-- Start of Records supplied --
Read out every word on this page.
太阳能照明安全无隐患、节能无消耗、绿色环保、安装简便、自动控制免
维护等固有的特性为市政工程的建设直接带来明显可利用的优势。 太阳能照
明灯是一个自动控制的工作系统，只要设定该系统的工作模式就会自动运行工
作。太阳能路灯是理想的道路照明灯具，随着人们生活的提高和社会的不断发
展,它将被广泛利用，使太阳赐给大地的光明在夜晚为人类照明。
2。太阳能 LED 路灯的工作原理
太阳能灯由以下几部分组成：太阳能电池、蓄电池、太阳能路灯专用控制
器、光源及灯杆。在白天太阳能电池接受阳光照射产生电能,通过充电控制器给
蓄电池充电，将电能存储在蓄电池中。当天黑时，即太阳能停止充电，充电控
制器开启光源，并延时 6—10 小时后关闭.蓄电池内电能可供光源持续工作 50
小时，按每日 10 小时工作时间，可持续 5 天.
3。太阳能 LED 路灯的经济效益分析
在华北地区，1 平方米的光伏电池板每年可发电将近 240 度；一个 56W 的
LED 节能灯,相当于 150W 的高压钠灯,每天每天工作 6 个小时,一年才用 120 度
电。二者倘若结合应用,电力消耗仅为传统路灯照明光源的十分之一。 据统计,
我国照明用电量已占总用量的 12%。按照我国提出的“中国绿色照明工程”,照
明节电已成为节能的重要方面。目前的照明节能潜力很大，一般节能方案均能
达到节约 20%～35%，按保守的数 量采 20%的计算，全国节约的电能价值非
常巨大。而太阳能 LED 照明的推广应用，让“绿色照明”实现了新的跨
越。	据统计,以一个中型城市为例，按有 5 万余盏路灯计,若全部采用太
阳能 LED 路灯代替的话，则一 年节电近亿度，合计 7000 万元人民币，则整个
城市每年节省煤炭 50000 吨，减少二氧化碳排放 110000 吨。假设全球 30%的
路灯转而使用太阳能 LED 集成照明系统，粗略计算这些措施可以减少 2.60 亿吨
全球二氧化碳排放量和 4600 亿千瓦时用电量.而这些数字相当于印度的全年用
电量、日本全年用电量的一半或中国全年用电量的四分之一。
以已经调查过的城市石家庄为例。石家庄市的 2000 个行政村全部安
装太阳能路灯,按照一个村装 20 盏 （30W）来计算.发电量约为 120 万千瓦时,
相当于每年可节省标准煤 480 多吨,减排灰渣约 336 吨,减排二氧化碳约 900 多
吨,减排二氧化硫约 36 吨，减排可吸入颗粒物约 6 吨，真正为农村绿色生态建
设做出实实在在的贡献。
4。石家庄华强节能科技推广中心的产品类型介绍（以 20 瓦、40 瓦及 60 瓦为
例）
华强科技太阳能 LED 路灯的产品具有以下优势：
-- End of Records supplied --
Exercise:
Output an exact copy of each record.

Result of this task:
Read out every word on this page.
太阳能照明安全无隐患、节能无消耗、绿色环保、安装简便、自动控制免
维护等固有的特性为市政工程的建设直接带来明显可利用的优势。 太阳能照
明灯是一个自动控制的工作系统，只要设定该系统的工作模式就会自动运行工
作。太阳能路灯是理想的道路照明灯具，随着人们生活的提高和社会的不断发
展,它将被广泛利用，使太阳赐给大地的光明在夜晚为人类照明。
2。太阳能 LED 路灯的工作原理
太阳能灯由以下几部分组成：太阳能电池、蓄电池、太阳能路灯专用控制
器、光源及灯杆。在白天太阳能电池接受阳光照射产生电能,通过充电控制器给
蓄电池充电，将电能存储在蓄电池中。当天黑时，即太阳能停止充电，充电控
制器开启光源，并延时 6—10 小时后关闭.蓄电池内电能可供光源持续工作 50
小时，按每日 10 小时工作时间，可持续 5 天.
3。太阳能 LED 路灯的经济效益分析
在华北地区，1 平方米的光伏电池板每年可发电将近 240 度；一个 56W 的
LED 节能灯,相当于 150W 的高压钠灯,每天每天工作 6 个小时,一年才用 120 度
电。二者倘若结合应用,电力消耗仅为传统路灯照明光源的十分之一。 据统计,
我国照明用电量已占总用量的 12%。按照我国提出的“中国绿色照明工程”,照
明节电已成为节能的重要方面。目前的照明节能潜力很大，一般节能方案均能
达到节约 20%～35%，按保守的数 量采 20%的计算，全国节约的电能价值非
常巨大。而太阳能 LED 照明的推广应用，让“绿色照明”实现了新的跨
越。	据统计,以一个中型城市为例，按有 5 万余盏路灯计,若全部采用太
阳能 LED 路灯代替的话，则一 年节电近亿度，合计 7000 万元人民币，则整个
城市每年节省煤炭 50000 吨，减少二氧化碳排放 110000 吨。假设全球 30%的
路灯转而使用太阳能 LED 集成照明系统，粗略计算这些措施可以减少 2.60 亿吨
全球二氧化碳排放量和 4600 亿千瓦时用电量.而这些数字相当于印度的全年用
电量、日本全年用电量的一半或中国全年用电量的四分之一。
以已经调查过的城市石家庄为例。石家庄市的 2000 个行政村全部安
装太阳能路灯,按照一个村装 20 盏 （30W）来计算.发电量约为 120 万千瓦时,
相当于每年可节省标准煤 480 多吨,减排灰渣约 336 吨,减排二氧化碳约 900 多
吨,减排二氧化硫约 36 吨，减排可吸入颗粒物约 6 吨，真正为农村绿色生态建
设做出实实在在的贡献。
4。石家庄华强节能科技推广中心的产品类型介绍（以 20 瓦、40 瓦及 60 瓦为
例）
华强科技太阳能 LED 路灯的产品具有以下优势：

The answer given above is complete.